EXERCISE DESCRIPTION:
Below are records. Count every line containing the word "color" and give the number alone.

[Records from a dataset]
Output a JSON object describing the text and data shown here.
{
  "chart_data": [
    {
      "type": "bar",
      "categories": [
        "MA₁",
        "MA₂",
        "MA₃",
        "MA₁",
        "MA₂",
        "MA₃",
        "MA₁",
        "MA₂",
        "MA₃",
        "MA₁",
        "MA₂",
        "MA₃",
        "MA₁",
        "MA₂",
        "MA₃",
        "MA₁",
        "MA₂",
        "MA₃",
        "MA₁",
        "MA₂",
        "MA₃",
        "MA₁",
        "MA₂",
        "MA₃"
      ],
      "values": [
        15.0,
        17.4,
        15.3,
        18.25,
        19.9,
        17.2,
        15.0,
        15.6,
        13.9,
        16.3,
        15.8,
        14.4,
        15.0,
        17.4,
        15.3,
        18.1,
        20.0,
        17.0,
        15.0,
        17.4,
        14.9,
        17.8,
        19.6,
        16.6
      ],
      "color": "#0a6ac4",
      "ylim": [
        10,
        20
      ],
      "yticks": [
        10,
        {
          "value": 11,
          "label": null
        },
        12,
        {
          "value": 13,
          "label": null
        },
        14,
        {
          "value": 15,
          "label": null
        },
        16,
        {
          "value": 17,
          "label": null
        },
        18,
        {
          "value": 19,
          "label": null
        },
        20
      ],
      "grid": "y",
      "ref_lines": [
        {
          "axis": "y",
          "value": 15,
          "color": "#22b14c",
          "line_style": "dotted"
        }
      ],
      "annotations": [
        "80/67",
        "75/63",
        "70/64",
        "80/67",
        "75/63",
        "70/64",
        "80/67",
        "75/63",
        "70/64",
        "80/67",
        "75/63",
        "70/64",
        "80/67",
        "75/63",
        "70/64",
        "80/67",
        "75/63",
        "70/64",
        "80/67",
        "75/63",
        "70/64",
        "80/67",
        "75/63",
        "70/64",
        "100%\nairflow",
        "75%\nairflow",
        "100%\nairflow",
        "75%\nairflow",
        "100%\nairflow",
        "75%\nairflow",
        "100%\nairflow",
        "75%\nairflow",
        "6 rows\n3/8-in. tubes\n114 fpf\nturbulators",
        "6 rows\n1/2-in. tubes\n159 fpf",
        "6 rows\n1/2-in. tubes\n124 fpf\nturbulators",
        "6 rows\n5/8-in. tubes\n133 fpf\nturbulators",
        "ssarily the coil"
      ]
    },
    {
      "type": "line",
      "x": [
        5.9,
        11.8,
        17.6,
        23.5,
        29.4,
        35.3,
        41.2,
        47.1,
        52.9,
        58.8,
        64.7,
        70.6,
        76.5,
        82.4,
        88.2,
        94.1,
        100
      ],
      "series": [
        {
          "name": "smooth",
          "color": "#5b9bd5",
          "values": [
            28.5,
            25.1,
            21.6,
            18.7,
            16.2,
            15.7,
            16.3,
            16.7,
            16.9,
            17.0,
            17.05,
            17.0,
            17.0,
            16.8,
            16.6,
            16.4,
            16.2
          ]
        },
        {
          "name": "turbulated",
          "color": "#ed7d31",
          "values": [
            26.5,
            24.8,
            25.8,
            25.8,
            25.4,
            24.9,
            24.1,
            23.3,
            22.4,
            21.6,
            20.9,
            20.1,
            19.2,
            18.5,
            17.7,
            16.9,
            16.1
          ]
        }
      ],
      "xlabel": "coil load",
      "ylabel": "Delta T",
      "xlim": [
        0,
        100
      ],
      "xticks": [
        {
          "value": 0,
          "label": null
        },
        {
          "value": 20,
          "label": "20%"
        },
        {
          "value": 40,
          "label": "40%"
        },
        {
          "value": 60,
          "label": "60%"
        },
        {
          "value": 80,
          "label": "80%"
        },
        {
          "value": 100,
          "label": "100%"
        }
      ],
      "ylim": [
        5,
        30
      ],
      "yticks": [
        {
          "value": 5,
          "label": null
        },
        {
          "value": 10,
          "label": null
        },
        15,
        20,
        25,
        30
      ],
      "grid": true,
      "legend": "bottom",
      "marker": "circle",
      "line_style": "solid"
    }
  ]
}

FINISHED TASK:
4